Saved data entries:

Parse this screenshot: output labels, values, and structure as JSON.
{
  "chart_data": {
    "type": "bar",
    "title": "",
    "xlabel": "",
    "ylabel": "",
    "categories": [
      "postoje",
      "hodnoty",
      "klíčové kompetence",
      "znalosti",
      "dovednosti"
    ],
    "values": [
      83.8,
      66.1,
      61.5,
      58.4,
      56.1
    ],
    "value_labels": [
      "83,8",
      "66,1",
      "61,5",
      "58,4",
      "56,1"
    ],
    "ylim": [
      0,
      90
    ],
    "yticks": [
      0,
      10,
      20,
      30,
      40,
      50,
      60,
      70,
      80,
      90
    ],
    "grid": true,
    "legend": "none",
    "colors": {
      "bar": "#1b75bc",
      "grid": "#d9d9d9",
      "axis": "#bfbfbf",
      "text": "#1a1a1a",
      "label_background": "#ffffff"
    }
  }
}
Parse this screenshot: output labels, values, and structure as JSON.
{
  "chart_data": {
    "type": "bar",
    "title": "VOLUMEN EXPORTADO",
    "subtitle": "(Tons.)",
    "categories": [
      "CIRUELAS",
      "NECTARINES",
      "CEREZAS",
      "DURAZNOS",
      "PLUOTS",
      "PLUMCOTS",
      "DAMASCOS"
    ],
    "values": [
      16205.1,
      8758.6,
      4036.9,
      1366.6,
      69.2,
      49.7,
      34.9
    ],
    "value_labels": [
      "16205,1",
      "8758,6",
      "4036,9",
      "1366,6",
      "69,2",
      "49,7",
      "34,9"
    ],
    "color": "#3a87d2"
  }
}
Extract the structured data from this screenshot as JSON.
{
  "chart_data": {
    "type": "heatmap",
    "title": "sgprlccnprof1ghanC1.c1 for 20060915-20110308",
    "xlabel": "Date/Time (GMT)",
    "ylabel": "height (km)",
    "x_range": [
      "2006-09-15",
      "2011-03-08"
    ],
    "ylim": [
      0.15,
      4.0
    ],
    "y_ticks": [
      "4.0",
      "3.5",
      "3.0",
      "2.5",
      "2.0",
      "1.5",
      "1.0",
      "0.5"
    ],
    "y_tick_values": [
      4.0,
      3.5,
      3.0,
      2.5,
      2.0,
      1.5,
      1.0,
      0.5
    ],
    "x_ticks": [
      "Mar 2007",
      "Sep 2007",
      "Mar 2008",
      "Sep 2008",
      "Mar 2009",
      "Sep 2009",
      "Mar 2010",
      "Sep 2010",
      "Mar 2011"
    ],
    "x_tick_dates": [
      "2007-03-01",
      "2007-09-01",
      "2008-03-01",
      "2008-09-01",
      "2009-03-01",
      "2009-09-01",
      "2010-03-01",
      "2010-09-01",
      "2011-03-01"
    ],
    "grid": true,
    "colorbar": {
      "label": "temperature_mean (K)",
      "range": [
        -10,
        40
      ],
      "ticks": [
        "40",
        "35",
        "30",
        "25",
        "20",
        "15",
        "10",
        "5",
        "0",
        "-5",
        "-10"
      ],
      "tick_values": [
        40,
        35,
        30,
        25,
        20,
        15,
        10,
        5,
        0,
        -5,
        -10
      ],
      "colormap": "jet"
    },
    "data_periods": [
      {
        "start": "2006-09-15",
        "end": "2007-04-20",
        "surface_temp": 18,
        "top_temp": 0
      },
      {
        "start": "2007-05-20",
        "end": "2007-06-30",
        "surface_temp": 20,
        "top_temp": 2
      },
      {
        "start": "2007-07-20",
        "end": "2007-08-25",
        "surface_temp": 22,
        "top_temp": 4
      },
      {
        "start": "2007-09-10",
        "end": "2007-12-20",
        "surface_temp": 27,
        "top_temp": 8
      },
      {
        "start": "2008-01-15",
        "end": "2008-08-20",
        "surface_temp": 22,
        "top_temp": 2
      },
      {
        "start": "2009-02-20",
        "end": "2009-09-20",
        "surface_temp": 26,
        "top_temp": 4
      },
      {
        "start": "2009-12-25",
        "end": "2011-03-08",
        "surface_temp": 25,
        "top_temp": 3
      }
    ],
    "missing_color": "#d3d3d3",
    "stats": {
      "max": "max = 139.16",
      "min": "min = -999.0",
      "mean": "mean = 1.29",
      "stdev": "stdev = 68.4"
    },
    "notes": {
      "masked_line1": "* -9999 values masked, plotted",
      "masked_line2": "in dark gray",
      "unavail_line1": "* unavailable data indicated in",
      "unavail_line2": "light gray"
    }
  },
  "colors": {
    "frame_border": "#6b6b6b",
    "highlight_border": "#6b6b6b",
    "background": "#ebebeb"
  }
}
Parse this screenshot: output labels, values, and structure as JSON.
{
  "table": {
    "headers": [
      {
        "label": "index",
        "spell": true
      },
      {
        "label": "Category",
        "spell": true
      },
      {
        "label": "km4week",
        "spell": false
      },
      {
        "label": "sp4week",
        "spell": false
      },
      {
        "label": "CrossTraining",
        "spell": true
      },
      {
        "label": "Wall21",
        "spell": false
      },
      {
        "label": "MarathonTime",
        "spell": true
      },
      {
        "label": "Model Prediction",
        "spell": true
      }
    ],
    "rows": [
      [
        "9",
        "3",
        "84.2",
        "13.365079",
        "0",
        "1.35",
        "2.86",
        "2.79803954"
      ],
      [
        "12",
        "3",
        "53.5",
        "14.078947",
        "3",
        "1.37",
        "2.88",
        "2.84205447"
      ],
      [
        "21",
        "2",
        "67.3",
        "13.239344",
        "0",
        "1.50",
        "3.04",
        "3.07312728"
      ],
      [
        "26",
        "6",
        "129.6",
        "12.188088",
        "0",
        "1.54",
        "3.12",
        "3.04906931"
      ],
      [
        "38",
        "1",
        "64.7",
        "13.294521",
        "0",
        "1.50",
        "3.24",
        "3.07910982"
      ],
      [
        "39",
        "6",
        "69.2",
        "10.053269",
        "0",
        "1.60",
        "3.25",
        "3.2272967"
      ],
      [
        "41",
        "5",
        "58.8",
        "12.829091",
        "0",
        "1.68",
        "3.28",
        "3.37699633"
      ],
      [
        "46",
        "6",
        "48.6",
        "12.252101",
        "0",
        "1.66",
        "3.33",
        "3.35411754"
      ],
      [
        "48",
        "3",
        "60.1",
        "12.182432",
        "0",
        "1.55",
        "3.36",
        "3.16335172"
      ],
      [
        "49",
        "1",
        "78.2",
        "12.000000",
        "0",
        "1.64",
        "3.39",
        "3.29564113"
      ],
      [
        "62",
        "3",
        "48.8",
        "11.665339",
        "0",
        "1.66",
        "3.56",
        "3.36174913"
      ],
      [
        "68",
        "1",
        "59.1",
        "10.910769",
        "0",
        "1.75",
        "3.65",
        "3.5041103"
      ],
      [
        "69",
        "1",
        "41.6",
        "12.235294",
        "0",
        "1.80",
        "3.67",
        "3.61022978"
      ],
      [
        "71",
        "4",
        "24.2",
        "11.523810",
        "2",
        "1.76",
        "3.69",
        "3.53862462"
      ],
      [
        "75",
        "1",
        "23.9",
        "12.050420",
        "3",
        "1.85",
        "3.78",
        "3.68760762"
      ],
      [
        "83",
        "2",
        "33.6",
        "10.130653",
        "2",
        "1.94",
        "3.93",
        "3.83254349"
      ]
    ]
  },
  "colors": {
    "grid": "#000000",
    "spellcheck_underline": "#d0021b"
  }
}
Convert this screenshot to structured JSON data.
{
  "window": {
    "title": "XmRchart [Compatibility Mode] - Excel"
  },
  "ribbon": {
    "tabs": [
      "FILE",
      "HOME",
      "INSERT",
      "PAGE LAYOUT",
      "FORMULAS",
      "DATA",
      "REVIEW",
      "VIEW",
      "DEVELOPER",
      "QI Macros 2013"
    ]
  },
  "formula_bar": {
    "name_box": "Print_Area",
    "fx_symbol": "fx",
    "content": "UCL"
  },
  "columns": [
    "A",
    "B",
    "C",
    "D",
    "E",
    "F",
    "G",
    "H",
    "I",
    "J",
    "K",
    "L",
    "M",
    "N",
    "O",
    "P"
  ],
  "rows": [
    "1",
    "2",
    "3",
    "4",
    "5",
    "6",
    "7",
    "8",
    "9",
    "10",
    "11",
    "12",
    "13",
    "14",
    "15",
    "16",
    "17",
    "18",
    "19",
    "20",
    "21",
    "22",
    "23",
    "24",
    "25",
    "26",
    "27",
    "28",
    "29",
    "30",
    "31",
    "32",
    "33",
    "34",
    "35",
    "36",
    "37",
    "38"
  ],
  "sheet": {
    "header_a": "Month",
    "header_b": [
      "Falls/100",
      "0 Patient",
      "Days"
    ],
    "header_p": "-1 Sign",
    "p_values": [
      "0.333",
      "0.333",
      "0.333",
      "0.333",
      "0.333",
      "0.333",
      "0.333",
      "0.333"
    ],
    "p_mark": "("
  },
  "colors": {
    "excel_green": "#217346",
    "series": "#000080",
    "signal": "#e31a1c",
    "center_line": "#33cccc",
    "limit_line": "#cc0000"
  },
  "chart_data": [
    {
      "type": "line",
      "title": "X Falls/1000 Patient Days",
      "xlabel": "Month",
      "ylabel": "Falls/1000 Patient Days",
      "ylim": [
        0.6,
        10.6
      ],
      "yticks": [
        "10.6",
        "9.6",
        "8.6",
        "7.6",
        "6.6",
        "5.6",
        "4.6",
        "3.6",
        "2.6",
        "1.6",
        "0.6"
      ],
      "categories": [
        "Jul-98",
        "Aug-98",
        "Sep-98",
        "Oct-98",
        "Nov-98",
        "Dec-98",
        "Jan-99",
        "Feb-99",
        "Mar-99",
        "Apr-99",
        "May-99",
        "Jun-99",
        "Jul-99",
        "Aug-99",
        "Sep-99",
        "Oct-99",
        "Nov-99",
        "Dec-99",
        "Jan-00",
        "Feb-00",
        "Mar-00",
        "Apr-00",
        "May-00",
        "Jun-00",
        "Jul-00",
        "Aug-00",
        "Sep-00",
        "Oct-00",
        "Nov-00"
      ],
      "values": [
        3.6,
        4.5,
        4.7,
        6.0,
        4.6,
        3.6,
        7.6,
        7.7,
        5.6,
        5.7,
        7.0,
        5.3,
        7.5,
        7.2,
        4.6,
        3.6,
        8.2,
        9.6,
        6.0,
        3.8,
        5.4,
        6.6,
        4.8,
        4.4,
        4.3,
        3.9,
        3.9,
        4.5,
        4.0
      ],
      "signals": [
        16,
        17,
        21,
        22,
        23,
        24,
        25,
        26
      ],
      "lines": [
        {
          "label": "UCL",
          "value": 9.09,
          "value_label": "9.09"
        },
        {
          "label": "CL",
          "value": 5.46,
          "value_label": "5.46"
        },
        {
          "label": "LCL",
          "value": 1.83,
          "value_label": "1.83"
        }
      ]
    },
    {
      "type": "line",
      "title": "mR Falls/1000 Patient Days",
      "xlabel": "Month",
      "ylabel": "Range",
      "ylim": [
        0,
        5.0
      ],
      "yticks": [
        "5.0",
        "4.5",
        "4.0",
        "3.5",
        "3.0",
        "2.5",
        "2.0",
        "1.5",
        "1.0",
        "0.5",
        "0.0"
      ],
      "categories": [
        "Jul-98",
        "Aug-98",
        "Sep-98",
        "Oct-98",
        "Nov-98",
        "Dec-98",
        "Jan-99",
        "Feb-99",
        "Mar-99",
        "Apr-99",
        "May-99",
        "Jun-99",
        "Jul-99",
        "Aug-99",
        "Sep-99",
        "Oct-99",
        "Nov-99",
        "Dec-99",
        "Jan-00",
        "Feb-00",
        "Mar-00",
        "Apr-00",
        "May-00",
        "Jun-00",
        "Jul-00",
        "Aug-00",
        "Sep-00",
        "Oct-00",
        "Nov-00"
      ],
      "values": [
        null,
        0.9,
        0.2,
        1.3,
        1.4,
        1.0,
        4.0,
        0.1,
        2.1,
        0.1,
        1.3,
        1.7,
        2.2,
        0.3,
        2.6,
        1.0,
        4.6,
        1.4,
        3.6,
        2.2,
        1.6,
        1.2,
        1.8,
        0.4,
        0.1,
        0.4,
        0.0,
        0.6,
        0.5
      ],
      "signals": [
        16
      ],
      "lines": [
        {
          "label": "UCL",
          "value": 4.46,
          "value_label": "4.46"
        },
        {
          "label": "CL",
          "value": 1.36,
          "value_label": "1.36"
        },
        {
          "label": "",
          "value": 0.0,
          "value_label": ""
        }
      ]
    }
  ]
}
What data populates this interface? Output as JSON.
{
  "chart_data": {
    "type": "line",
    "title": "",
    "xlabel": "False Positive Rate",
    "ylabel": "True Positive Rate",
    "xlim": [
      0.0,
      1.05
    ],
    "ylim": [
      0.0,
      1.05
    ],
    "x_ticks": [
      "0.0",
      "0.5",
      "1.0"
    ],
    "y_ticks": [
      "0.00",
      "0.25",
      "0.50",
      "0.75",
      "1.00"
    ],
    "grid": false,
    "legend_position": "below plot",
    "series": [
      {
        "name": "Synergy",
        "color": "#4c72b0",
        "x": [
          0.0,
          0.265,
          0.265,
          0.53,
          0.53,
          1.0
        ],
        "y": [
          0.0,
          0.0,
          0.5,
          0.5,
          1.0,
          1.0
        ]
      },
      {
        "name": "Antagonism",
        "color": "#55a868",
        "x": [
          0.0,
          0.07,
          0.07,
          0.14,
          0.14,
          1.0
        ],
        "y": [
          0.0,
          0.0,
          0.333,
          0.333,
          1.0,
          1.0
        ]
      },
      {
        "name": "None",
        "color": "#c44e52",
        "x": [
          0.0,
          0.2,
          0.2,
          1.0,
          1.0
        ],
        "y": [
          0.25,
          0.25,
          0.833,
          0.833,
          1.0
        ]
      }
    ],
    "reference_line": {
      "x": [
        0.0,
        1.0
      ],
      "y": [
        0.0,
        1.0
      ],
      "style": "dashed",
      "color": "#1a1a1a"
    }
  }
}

Objective:
Search the lines above for the string "Falls" and copy each line that has it.

Expected answer:
      "Falls/100",
      "title": "X Falls/1000 Patient Days",
      "ylabel": "Falls/1000 Patient Days",
      "title": "mR Falls/1000 Patient Days",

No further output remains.